__Direction__. Find the lines below that contain the string "يوسف". Copy each one.

═════ Available records ═════

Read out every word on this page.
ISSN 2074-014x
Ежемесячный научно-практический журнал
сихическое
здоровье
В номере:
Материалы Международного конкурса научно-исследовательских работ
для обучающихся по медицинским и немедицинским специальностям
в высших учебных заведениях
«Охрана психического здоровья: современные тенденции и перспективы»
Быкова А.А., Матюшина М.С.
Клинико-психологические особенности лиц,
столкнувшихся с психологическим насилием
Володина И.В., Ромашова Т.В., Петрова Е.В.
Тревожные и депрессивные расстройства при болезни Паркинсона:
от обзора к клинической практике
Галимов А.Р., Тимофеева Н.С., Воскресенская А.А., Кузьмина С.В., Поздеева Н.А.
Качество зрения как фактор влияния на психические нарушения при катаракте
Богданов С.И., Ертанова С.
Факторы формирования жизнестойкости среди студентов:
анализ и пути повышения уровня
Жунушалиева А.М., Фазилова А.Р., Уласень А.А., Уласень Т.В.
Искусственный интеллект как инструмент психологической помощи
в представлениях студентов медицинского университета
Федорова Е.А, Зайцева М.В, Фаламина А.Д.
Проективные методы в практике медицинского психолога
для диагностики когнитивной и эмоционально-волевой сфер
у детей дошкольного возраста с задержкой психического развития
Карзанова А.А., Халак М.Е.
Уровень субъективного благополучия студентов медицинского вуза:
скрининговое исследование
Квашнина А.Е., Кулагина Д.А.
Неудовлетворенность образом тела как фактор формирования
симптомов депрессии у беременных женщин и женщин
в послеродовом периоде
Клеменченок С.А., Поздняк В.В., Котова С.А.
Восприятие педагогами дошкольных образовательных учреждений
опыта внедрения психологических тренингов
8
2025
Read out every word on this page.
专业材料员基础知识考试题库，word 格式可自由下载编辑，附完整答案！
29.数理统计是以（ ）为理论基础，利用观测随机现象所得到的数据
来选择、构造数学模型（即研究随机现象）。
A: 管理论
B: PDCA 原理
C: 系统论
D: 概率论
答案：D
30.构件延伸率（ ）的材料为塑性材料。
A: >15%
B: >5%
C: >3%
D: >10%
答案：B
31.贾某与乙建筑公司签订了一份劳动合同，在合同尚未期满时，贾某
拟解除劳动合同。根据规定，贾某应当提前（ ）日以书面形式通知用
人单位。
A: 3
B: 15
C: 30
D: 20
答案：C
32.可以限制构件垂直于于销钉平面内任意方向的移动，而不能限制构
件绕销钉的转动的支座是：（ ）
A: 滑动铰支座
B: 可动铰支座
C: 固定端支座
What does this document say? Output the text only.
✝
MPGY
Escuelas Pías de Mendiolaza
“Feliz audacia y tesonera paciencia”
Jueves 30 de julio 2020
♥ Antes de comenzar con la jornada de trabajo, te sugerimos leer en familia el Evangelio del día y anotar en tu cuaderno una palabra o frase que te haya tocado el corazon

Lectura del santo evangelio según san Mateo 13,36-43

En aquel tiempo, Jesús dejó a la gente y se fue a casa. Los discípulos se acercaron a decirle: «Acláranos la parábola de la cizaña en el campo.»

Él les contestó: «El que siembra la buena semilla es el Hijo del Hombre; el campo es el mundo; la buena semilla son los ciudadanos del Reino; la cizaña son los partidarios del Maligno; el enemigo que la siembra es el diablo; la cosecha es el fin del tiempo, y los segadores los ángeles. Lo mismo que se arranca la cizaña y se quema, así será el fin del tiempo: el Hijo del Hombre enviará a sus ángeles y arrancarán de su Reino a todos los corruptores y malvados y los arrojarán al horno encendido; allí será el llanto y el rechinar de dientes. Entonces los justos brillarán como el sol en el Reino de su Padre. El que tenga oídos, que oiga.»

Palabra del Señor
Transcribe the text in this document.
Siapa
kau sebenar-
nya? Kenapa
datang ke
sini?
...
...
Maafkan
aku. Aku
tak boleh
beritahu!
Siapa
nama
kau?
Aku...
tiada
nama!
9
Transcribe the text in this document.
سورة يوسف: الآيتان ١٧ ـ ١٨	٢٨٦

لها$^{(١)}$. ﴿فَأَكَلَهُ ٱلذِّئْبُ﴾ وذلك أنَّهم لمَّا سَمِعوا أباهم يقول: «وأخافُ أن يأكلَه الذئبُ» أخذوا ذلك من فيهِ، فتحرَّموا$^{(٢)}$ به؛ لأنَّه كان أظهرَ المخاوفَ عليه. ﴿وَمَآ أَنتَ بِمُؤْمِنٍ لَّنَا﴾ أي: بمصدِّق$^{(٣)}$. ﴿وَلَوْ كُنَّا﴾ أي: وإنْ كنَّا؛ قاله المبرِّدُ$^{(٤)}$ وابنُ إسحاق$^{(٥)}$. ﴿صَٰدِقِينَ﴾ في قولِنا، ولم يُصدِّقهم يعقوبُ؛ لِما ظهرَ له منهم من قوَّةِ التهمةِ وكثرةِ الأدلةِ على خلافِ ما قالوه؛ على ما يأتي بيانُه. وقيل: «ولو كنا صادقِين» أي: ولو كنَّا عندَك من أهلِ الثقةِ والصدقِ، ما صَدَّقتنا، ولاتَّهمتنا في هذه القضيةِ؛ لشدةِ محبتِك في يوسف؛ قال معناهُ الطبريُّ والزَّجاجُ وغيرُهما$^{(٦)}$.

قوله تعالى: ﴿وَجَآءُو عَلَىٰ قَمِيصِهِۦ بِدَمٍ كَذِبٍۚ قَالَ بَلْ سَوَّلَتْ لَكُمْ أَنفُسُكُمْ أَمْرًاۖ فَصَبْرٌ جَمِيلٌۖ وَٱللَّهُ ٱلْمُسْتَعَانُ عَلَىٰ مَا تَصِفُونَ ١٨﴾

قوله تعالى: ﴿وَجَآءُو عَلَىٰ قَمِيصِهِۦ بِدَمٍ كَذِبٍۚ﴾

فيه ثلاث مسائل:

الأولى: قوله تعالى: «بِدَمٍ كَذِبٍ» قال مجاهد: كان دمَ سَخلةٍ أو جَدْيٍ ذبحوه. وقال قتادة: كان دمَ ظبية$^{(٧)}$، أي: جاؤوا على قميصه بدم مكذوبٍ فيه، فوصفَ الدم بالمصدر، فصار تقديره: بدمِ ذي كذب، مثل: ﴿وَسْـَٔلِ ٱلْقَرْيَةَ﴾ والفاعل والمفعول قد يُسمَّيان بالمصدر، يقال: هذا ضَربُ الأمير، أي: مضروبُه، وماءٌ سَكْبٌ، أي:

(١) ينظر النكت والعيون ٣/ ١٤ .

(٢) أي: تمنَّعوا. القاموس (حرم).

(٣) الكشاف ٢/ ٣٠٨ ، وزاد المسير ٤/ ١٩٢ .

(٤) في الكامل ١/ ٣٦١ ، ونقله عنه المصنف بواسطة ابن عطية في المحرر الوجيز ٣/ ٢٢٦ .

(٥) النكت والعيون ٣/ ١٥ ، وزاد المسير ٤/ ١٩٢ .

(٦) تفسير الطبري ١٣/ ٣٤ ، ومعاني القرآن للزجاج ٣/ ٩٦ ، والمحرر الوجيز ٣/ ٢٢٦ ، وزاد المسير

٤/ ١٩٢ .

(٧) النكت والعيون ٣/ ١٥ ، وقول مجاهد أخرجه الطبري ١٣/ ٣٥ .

═════

__The response__.
سورة يوسف: الآيتان ١٧ ـ ١٨	٢٨٦
لها$^{(١)}$. ﴿فَأَكَلَهُ ٱلذِّئْبُ﴾ وذلك أنَّهم لمَّا سَمِعوا أباهم يقول: «وأخافُ أن يأكلَه الذئبُ» أخذوا ذلك من فيهِ، فتحرَّموا$^{(٢)}$ به؛ لأنَّه كان أظهرَ المخاوفَ عليه. ﴿وَمَآ أَنتَ بِمُؤْمِنٍ لَّنَا﴾ أي: بمصدِّق$^{(٣)}$. ﴿وَلَوْ كُنَّا﴾ أي: وإنْ كنَّا؛ قاله المبرِّدُ$^{(٤)}$ وابنُ إسحاق$^{(٥)}$. ﴿صَٰدِقِينَ﴾ في قولِنا، ولم يُصدِّقهم يعقوبُ؛ لِما ظهرَ له منهم من قوَّةِ التهمةِ وكثرةِ الأدلةِ على خلافِ ما قالوه؛ على ما يأتي بيانُه. وقيل: «ولو كنا صادقِين» أي: ولو كنَّا عندَك من أهلِ الثقةِ والصدقِ، ما صَدَّقتنا، ولاتَّهمتنا في هذه القضيةِ؛ لشدةِ محبتِك في يوسف؛ قال معناهُ الطبريُّ والزَّجاجُ وغيرُهما$^{(٦)}$.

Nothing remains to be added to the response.